══ Dataset records ══
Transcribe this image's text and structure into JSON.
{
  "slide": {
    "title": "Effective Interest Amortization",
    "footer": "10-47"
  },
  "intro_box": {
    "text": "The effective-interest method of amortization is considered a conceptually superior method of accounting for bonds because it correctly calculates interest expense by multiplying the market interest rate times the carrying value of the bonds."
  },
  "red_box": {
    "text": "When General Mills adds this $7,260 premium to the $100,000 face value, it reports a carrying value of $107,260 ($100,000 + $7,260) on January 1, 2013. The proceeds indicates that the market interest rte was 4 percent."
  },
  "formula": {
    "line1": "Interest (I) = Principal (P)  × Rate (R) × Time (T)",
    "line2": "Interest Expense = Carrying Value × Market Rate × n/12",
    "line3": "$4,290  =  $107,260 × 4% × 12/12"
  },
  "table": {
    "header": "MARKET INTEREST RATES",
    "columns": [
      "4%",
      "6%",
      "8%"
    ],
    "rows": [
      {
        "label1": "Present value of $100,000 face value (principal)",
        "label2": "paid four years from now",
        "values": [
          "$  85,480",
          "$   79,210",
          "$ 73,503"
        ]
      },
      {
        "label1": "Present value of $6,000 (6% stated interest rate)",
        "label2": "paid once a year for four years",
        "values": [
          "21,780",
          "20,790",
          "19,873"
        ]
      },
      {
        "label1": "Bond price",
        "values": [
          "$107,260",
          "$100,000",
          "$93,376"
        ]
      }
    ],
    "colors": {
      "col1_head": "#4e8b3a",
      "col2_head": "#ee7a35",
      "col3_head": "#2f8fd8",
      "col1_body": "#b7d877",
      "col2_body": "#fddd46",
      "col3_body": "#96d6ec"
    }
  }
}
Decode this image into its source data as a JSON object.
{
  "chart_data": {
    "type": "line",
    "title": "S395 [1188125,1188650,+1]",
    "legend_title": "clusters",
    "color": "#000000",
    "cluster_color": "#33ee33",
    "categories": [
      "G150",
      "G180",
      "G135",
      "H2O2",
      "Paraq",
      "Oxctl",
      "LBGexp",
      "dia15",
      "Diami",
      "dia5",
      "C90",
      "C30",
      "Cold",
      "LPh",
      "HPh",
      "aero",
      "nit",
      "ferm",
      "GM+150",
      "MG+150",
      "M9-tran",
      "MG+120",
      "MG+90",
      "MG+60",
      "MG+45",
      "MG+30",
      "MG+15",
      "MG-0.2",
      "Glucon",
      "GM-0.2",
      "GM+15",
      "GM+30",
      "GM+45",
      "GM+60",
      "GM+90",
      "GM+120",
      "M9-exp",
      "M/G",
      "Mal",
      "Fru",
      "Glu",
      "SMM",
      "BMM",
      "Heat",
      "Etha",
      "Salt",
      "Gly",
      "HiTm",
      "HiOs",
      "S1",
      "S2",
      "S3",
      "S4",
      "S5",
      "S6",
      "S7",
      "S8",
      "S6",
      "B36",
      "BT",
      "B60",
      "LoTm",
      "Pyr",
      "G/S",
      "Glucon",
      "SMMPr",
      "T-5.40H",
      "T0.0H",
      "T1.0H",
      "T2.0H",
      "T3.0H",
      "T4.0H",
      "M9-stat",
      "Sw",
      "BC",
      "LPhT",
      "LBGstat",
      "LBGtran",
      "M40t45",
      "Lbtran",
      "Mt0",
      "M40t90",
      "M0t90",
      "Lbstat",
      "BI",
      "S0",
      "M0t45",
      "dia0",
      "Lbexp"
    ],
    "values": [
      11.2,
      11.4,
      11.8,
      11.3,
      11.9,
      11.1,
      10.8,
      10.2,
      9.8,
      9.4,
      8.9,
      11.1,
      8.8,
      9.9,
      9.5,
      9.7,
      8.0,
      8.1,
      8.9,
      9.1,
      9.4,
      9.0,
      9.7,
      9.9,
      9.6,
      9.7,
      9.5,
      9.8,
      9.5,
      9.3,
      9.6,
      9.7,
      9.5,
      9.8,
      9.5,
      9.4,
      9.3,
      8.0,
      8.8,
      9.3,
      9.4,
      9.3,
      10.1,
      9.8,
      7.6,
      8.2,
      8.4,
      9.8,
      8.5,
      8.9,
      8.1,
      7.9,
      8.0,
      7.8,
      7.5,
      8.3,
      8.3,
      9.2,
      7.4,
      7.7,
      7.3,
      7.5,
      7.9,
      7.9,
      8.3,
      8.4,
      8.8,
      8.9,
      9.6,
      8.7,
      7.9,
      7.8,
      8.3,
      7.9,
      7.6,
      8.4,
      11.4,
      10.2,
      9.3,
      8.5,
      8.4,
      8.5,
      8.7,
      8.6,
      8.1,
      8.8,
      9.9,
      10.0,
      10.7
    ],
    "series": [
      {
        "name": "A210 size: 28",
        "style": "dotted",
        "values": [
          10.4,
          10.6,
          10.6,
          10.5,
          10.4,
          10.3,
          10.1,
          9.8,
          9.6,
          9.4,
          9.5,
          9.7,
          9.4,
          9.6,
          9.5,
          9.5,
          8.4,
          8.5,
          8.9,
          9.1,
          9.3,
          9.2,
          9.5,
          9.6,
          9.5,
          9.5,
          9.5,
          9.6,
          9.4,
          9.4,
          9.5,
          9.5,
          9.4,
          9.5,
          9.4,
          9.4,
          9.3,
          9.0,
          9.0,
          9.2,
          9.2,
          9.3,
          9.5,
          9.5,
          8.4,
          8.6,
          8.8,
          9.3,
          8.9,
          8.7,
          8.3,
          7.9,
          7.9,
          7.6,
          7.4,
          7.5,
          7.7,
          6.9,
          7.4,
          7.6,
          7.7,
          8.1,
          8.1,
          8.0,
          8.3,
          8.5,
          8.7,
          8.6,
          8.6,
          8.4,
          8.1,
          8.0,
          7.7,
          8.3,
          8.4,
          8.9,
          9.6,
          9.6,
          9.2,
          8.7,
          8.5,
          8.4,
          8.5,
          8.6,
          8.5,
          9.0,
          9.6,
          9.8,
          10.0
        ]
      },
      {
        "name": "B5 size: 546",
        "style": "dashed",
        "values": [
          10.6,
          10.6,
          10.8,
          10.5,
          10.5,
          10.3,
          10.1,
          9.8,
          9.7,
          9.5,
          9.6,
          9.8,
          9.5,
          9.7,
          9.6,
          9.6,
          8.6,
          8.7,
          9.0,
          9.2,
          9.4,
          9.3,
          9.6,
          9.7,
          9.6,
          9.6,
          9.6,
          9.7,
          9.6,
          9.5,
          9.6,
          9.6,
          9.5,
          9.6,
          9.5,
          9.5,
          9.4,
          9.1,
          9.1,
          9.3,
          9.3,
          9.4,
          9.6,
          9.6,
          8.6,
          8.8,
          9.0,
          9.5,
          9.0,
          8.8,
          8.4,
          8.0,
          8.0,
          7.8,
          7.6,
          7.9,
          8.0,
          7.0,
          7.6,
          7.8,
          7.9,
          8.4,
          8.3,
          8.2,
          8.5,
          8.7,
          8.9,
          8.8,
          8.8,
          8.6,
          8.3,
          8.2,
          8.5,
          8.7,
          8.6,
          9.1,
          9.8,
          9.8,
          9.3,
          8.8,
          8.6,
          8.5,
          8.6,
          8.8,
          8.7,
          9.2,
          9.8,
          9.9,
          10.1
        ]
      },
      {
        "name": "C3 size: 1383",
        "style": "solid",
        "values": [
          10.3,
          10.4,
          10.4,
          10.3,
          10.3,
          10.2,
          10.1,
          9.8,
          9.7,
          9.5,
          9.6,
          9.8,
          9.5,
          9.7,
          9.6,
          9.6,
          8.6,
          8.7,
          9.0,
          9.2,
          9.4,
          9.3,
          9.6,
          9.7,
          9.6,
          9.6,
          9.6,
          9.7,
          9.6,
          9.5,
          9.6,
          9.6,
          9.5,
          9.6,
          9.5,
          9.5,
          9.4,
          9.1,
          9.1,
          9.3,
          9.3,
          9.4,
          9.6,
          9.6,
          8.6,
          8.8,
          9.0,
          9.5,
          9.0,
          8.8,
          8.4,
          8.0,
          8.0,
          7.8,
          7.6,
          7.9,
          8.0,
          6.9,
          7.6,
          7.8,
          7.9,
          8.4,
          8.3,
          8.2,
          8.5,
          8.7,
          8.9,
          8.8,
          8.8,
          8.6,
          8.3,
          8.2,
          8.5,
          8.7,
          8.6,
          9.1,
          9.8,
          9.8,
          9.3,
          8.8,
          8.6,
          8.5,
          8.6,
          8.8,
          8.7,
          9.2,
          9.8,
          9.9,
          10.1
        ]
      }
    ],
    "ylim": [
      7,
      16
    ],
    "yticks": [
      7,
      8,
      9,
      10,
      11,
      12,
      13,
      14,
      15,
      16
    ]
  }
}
═══
What is asked: Check each line of the records for the word "size" and extract those that contain it.

Correct response:
        "name": "A210 size: 28",
        "name": "B5 size: 546",
        "name": "C3 size: 1383",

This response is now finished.